> **The request**
Your answer should be a single number: the count of lines holding the word "other".

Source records
━━━━━━━━━━━━━━━━━━━━
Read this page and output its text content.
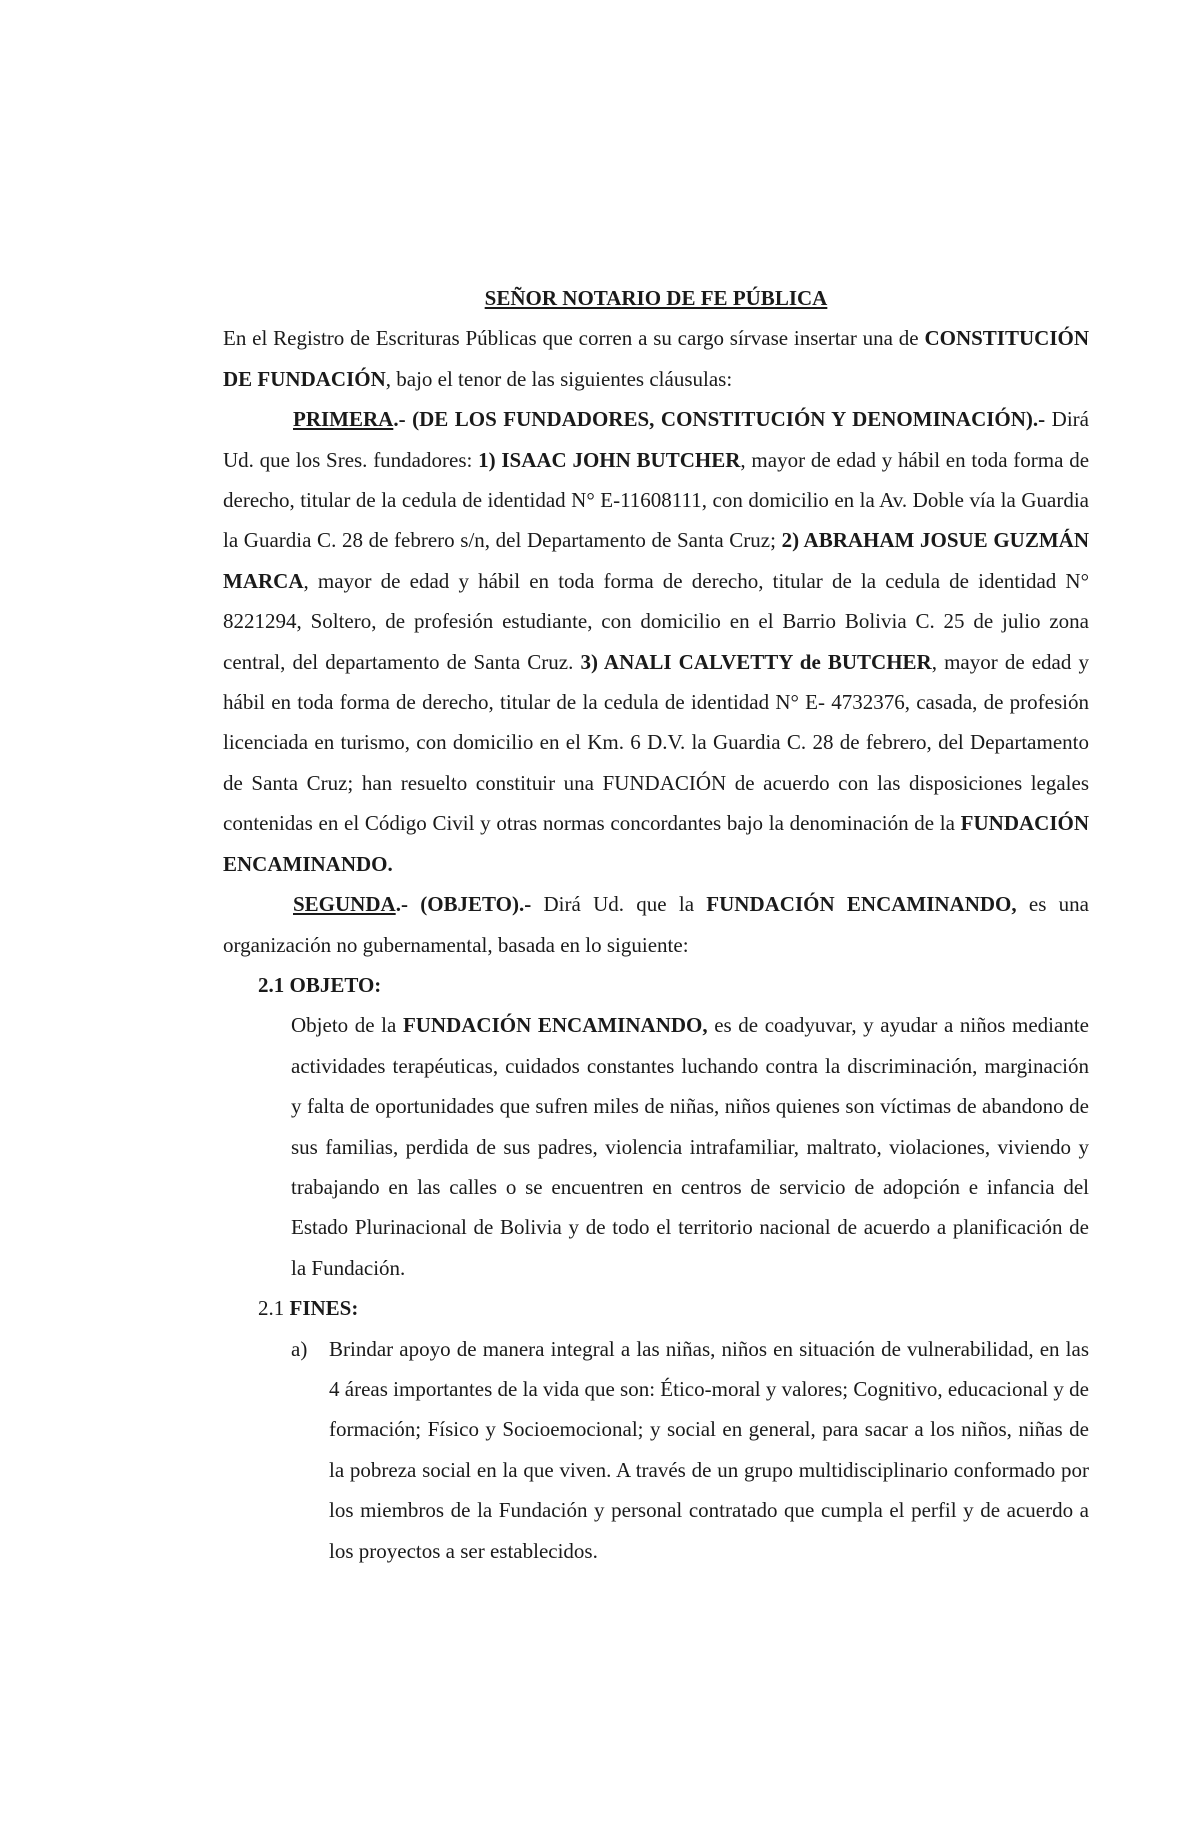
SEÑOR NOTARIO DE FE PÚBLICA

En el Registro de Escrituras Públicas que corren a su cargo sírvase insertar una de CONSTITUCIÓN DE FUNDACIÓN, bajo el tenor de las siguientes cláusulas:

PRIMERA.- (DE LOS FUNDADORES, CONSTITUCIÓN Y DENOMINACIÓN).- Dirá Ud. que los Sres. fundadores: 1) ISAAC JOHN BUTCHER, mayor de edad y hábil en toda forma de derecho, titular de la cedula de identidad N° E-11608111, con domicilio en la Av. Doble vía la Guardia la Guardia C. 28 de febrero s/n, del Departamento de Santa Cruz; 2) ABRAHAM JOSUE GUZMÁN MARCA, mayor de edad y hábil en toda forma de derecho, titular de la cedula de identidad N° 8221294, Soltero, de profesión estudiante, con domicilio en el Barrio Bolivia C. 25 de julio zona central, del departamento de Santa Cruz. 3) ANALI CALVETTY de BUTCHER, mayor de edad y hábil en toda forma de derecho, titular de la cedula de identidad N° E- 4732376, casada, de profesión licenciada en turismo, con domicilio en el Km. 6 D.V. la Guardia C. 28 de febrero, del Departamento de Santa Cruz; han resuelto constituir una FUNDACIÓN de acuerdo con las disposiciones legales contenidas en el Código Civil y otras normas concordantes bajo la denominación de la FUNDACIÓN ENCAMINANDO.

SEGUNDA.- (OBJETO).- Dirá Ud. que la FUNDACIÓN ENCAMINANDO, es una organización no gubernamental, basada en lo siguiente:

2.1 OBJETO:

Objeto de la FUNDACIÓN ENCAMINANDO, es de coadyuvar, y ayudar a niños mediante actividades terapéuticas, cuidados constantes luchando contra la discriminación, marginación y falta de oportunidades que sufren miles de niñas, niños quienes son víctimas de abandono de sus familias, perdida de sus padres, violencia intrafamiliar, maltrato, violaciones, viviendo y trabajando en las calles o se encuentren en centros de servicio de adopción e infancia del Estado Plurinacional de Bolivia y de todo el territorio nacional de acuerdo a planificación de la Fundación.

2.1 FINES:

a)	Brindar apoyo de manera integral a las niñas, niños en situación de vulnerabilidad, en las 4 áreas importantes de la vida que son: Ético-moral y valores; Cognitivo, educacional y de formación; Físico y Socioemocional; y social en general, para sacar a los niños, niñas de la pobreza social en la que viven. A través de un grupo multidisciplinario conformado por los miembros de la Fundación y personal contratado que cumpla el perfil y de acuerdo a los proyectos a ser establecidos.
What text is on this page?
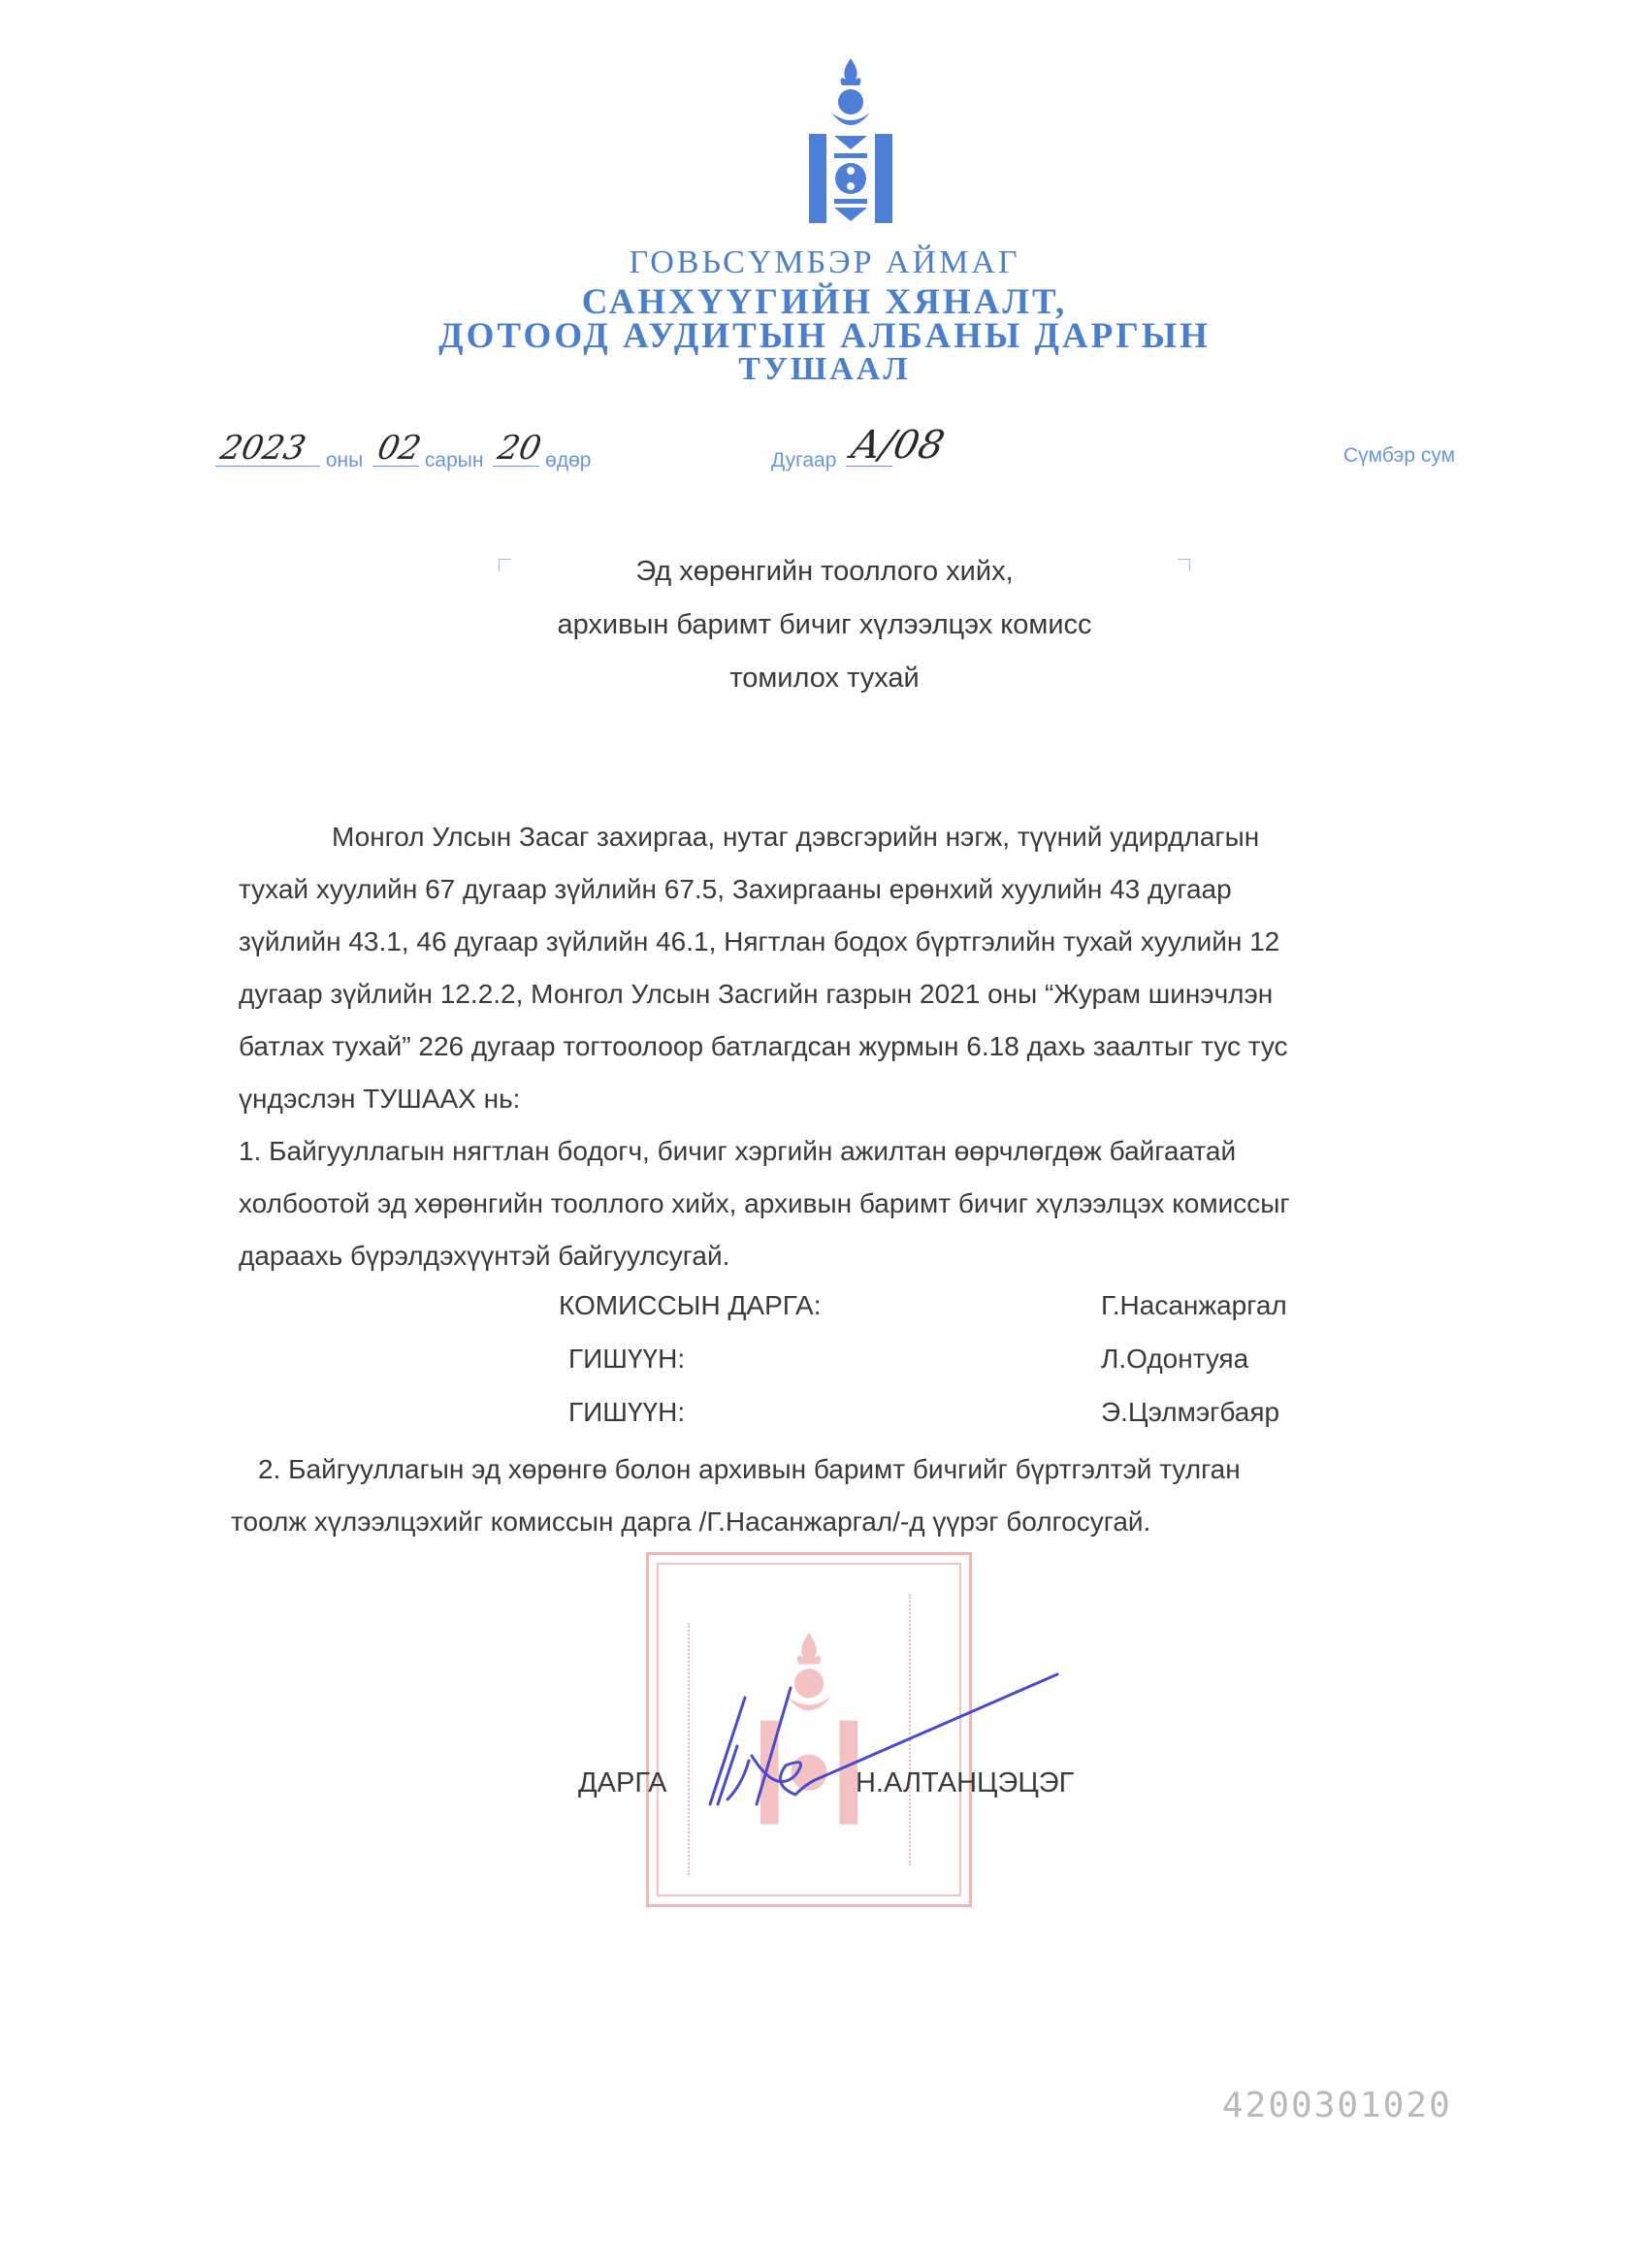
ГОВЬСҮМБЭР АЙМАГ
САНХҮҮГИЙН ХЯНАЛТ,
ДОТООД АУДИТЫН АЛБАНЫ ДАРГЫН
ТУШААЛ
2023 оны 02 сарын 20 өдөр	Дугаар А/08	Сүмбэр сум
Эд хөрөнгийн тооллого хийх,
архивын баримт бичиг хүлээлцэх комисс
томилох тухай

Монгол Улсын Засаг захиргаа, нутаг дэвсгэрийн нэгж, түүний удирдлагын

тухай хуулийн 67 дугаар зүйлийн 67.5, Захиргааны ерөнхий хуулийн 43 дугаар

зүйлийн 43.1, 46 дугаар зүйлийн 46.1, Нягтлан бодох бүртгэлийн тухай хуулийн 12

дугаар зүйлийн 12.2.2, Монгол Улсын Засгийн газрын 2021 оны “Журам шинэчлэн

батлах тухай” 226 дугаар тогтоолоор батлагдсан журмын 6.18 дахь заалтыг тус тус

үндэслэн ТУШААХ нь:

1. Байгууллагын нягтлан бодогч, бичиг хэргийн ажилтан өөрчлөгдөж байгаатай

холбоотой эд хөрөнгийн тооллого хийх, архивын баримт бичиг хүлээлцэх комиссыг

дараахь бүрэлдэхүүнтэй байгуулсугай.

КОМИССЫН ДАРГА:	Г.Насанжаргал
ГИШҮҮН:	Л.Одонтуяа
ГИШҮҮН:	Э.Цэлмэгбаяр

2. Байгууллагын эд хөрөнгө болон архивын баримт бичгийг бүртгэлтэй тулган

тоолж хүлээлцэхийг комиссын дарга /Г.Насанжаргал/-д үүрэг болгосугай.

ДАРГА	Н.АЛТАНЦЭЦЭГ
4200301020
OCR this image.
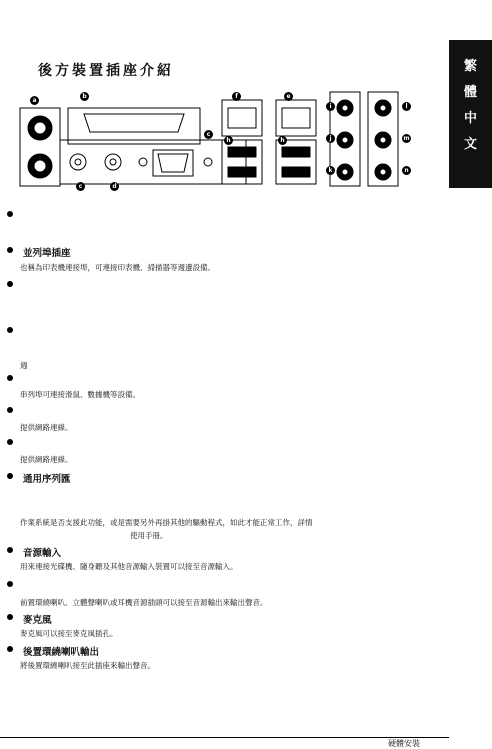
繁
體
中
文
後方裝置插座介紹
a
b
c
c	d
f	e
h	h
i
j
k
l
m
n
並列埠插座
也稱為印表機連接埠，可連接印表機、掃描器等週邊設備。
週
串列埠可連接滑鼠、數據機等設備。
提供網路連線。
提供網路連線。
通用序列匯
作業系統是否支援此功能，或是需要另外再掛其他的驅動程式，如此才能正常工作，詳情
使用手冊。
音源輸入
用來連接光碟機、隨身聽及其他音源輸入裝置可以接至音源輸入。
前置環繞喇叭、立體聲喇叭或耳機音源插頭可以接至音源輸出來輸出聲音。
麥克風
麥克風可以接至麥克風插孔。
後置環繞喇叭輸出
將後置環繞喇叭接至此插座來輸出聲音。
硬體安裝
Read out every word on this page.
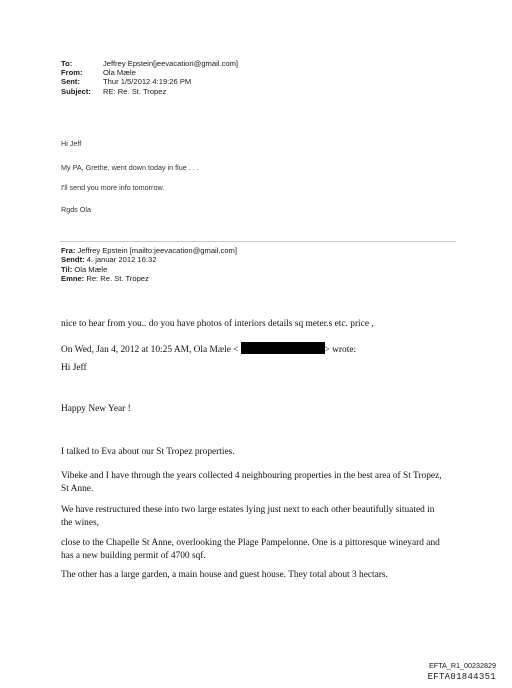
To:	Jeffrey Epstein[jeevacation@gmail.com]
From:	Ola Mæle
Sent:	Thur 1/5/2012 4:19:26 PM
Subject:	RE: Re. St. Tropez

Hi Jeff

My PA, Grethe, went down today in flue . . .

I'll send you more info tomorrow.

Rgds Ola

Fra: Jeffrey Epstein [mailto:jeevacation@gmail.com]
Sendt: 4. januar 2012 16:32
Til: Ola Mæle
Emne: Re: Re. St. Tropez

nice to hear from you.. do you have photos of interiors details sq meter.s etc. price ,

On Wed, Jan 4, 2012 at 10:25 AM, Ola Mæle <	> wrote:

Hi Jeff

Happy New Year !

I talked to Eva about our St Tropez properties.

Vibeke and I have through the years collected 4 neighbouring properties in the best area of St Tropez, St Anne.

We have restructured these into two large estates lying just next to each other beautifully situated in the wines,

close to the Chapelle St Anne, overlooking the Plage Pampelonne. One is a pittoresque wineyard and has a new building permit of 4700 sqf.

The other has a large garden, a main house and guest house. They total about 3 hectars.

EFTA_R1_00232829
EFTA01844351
━━━━━━━━━━━━━━━━━━━━
> **Output of the exercise**
2